● **Quoted text**
A sophisticated network deception system designed to detect, analyze, and visualize cyber attacks in real-time. This honeypot system combines active defense mechanisms with passive monitoring to provide deep insights into attacker behavior and techniques.

🎯 Features

  • Real-time Attack Detection: Monitors network traffic for suspicious activities
  • Multi-Service Simulation: Simulates 6 common services (HTTP, SSH, MySQL, FTP, Telnet, SMTP)
  • Interactive Dashboard: Web-based interface with live attack visualization
  • Geolocation Tracking: Maps attack origins using IP geolocation
  • Statistical Analysis: Trend analysis and attack pattern recognition
  • Comprehensive Logging: Detailed attack records with timestamps and payloads
  • ML/RL Enrichment: Events are enriched with ML anomaly/type signals and RL response recommendations (may appear shortly after the base attack is logged)

● **Exercise prompt**
Reproduce the honeypot system description above word for word.

● **Recorded information**
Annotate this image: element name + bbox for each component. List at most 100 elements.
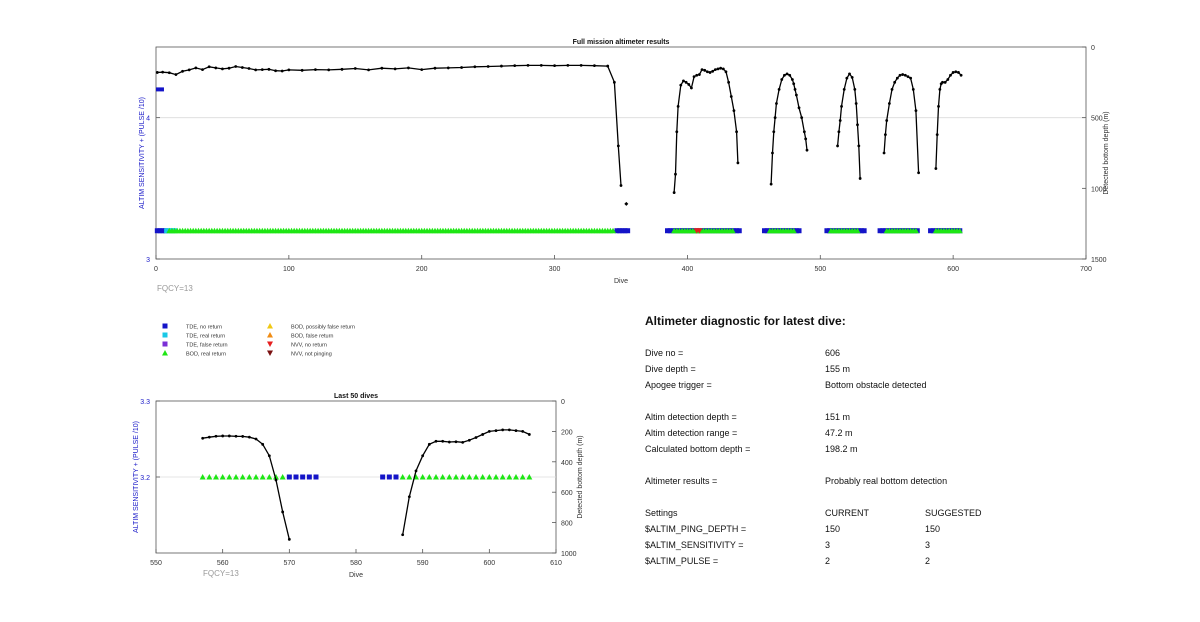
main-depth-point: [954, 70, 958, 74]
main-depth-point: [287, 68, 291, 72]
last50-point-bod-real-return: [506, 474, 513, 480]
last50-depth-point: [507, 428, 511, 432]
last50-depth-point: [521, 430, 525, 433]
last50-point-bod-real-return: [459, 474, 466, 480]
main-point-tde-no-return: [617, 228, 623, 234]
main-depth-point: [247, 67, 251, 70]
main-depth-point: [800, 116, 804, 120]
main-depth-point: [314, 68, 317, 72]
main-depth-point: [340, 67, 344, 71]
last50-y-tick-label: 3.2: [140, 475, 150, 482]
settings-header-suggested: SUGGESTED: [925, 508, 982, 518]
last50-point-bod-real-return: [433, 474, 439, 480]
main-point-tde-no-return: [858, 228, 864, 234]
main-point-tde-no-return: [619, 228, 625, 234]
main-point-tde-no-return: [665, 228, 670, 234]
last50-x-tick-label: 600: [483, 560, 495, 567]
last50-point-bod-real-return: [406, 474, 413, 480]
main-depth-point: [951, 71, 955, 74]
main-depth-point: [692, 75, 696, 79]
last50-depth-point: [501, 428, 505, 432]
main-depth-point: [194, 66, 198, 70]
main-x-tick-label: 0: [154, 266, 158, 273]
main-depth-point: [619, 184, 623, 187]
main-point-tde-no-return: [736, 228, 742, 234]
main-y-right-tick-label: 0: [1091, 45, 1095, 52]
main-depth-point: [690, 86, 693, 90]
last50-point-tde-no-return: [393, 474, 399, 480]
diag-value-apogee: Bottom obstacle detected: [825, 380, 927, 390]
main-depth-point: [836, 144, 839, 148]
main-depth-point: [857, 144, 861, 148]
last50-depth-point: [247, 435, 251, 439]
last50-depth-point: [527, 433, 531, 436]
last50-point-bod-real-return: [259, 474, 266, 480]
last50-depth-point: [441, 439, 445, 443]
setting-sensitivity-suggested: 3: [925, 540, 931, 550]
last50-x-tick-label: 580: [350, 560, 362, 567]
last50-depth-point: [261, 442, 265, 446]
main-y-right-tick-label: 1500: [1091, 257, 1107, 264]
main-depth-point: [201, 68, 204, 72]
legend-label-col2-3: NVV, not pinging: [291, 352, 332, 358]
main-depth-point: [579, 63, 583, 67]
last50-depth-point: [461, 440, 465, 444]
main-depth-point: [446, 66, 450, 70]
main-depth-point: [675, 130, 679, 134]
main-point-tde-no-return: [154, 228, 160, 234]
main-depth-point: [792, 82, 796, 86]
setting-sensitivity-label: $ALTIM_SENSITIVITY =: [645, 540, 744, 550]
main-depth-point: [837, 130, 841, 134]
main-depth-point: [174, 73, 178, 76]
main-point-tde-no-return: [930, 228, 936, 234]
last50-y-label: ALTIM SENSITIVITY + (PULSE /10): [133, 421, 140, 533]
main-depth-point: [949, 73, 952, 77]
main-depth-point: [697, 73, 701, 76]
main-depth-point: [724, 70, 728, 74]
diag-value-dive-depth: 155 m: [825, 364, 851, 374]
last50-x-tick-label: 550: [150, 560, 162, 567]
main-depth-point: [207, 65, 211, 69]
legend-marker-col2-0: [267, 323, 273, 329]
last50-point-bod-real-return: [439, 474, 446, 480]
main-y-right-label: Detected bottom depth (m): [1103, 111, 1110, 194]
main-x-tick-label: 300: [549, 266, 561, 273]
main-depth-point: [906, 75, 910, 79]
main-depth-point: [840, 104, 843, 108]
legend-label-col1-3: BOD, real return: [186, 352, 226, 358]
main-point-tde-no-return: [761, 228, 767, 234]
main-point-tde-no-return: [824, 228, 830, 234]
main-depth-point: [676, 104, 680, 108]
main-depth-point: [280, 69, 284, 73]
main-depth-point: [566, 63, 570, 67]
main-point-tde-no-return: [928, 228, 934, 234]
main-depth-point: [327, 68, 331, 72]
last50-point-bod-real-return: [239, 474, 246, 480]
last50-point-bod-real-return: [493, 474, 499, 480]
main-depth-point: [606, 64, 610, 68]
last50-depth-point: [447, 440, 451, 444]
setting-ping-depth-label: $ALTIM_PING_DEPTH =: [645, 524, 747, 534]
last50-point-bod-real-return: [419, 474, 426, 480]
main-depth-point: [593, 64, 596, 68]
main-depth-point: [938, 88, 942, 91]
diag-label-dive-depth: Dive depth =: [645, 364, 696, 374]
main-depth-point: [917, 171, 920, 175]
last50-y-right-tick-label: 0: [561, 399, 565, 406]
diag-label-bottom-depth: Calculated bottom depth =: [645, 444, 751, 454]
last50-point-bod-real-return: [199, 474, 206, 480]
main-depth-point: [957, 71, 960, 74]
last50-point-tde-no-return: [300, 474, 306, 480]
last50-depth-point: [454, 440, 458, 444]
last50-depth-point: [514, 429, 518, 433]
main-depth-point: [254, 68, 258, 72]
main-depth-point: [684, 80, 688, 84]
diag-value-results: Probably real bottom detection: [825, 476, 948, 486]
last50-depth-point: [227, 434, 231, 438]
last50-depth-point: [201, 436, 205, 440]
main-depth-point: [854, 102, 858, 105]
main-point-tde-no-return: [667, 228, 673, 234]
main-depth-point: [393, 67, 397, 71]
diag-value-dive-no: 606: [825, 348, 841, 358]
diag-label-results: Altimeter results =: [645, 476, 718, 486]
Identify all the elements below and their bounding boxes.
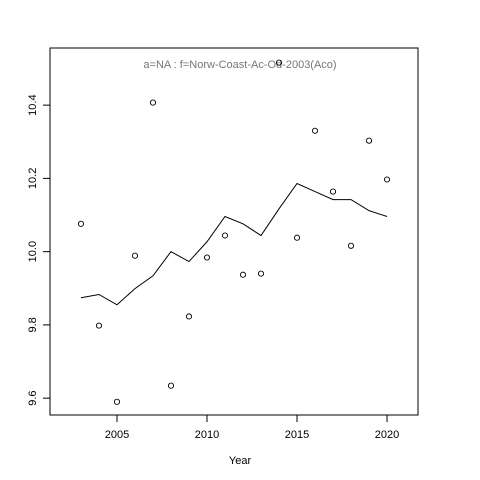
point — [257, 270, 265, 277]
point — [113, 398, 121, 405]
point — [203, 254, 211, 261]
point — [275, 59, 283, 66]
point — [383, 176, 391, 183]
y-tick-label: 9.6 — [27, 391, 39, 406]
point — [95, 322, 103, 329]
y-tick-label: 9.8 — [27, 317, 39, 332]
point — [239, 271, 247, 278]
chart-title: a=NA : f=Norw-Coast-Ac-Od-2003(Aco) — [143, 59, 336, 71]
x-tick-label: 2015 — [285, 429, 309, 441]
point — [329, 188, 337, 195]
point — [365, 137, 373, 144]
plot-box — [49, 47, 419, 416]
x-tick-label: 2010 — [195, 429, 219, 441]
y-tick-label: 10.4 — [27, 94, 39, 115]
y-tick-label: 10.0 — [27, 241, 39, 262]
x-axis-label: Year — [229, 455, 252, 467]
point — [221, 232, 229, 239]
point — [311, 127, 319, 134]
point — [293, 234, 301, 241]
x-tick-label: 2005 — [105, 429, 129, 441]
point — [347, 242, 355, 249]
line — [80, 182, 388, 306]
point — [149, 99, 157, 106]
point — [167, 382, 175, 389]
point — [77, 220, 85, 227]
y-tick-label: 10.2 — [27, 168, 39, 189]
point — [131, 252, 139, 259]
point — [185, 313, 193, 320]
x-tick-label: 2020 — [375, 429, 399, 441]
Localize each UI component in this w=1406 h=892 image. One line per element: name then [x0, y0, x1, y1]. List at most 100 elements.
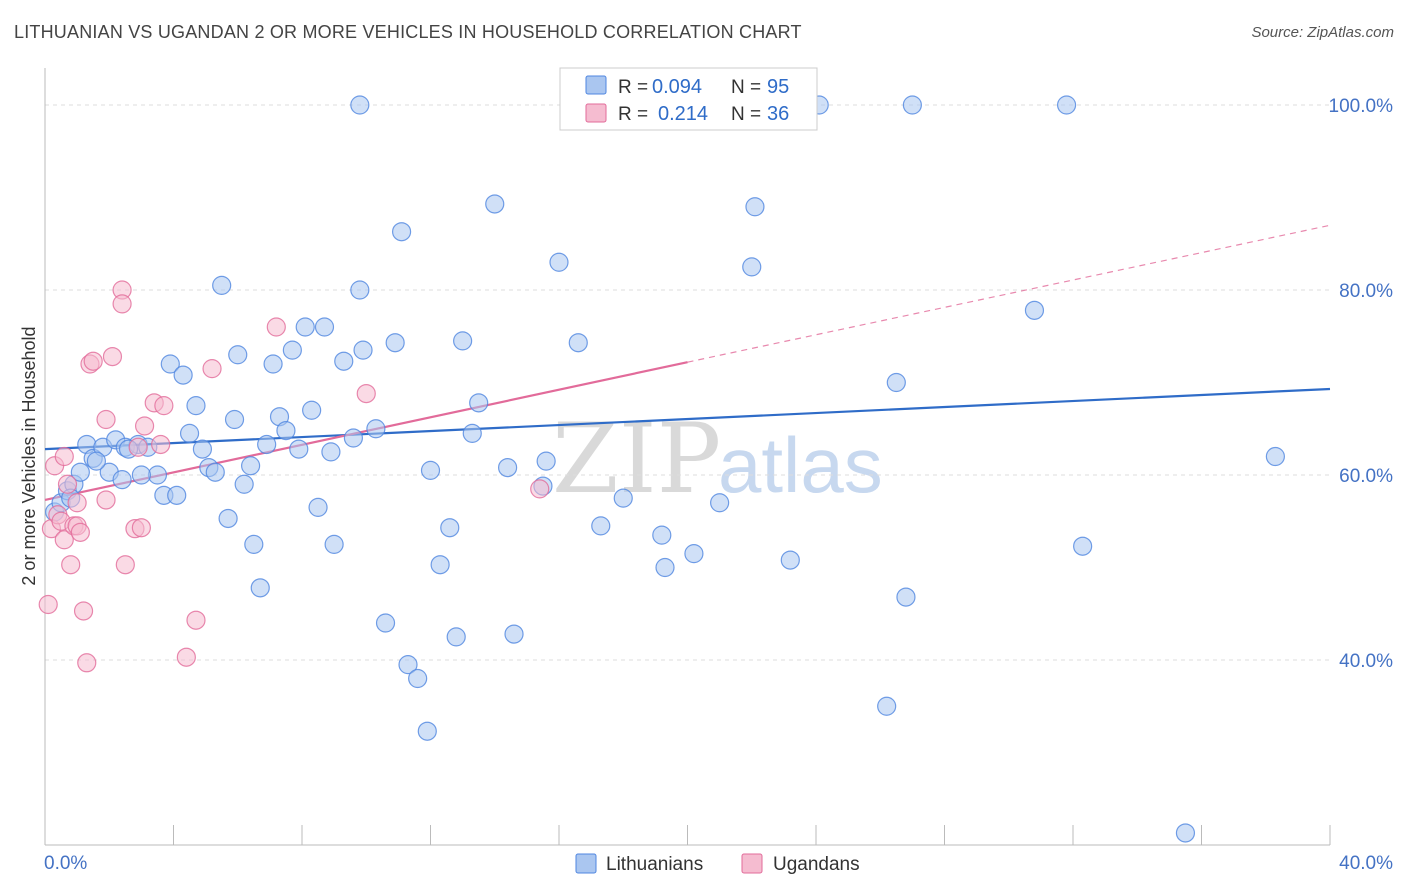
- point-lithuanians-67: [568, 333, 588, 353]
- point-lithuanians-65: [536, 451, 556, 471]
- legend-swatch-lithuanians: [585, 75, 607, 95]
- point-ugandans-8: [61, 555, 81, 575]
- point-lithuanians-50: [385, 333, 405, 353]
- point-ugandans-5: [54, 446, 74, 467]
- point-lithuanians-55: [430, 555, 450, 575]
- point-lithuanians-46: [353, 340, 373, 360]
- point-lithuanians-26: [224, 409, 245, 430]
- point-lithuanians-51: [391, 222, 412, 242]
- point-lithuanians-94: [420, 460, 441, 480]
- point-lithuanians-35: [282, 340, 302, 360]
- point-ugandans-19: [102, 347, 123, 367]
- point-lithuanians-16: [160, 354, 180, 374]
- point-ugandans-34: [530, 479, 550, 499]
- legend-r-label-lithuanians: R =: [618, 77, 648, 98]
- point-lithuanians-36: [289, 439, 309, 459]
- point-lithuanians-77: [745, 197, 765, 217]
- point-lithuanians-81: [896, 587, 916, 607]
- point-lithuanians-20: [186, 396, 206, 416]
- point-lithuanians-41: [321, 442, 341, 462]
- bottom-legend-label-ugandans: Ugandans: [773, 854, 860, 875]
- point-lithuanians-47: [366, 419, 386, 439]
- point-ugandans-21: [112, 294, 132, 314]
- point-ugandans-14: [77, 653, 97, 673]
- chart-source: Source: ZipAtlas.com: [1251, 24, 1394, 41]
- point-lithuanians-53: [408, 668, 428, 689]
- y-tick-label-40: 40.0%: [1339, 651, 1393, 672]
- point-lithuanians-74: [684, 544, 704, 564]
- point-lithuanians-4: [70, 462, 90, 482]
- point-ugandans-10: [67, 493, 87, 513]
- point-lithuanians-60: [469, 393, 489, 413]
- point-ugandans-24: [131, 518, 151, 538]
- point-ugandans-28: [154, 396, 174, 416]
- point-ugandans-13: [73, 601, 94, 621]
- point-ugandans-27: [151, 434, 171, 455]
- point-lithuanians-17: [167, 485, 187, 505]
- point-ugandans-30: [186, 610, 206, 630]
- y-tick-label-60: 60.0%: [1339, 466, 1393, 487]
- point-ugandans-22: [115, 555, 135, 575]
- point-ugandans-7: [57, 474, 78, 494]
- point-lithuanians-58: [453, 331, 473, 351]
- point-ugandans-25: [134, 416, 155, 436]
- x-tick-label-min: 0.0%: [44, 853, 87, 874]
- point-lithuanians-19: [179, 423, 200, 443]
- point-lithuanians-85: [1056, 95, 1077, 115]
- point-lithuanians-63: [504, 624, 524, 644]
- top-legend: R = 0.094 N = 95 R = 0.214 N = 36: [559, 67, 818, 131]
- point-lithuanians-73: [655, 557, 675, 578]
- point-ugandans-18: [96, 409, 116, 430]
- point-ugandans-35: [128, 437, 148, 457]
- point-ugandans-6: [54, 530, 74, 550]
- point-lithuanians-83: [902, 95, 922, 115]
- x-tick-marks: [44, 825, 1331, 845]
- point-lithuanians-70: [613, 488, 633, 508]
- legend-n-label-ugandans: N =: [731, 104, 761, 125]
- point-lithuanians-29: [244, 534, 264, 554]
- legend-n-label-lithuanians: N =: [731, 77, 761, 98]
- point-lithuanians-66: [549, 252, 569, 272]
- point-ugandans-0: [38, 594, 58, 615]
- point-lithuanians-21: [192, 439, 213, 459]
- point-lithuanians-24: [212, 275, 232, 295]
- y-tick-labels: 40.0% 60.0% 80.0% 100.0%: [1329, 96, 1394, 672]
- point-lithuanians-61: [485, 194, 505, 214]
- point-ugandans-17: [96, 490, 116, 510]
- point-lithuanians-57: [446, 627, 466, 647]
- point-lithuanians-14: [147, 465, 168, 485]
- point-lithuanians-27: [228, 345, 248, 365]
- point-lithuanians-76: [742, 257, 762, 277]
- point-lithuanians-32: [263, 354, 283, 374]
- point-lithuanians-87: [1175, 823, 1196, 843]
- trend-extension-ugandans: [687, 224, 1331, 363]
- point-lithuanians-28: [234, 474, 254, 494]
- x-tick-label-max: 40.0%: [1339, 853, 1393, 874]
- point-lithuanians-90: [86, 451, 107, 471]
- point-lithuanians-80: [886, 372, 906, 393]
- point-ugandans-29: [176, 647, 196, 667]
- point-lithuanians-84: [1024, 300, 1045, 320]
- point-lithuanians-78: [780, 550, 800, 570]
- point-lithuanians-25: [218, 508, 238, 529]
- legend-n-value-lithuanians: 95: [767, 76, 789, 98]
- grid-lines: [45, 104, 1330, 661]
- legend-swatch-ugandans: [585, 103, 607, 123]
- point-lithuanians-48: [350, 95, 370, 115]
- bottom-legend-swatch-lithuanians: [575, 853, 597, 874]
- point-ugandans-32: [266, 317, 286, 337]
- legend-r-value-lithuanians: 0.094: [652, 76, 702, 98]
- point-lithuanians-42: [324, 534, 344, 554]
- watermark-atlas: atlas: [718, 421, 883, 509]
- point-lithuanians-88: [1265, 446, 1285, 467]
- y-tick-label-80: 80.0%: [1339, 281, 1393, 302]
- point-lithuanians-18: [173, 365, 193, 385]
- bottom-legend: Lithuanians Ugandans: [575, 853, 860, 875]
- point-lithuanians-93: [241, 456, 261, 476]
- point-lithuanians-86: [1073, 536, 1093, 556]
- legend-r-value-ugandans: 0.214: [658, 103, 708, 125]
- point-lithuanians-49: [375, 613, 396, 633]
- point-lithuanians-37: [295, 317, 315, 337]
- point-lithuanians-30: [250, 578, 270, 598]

● **Answer for this exercise**
A sophisticated network deception system designed to detect, analyze, and visualize cyber attacks in real-time. This honeypot system combines active defense mechanisms with passive monitoring to provide deep insights into attacker behavior and techniques.

🎯 Features

  • Real-time Attack Detection: Monitors network traffic for suspicious activities
  • Multi-Service Simulation: Simulates 6 common services (HTTP, SSH, MySQL, FTP, Telnet, SMTP)
  • Interactive Dashboard: Web-based interface with live attack visualization
  • Geolocation Tracking: Maps attack origins using IP geolocation
  • Statistical Analysis: Trend analysis and attack pattern recognition
  • Comprehensive Logging: Detailed attack records with timestamps and payloads
  • ML/RL Enrichment: Events are enriched with ML anomaly/type signals and RL response recommendations (may appear shortly after the base attack is logged)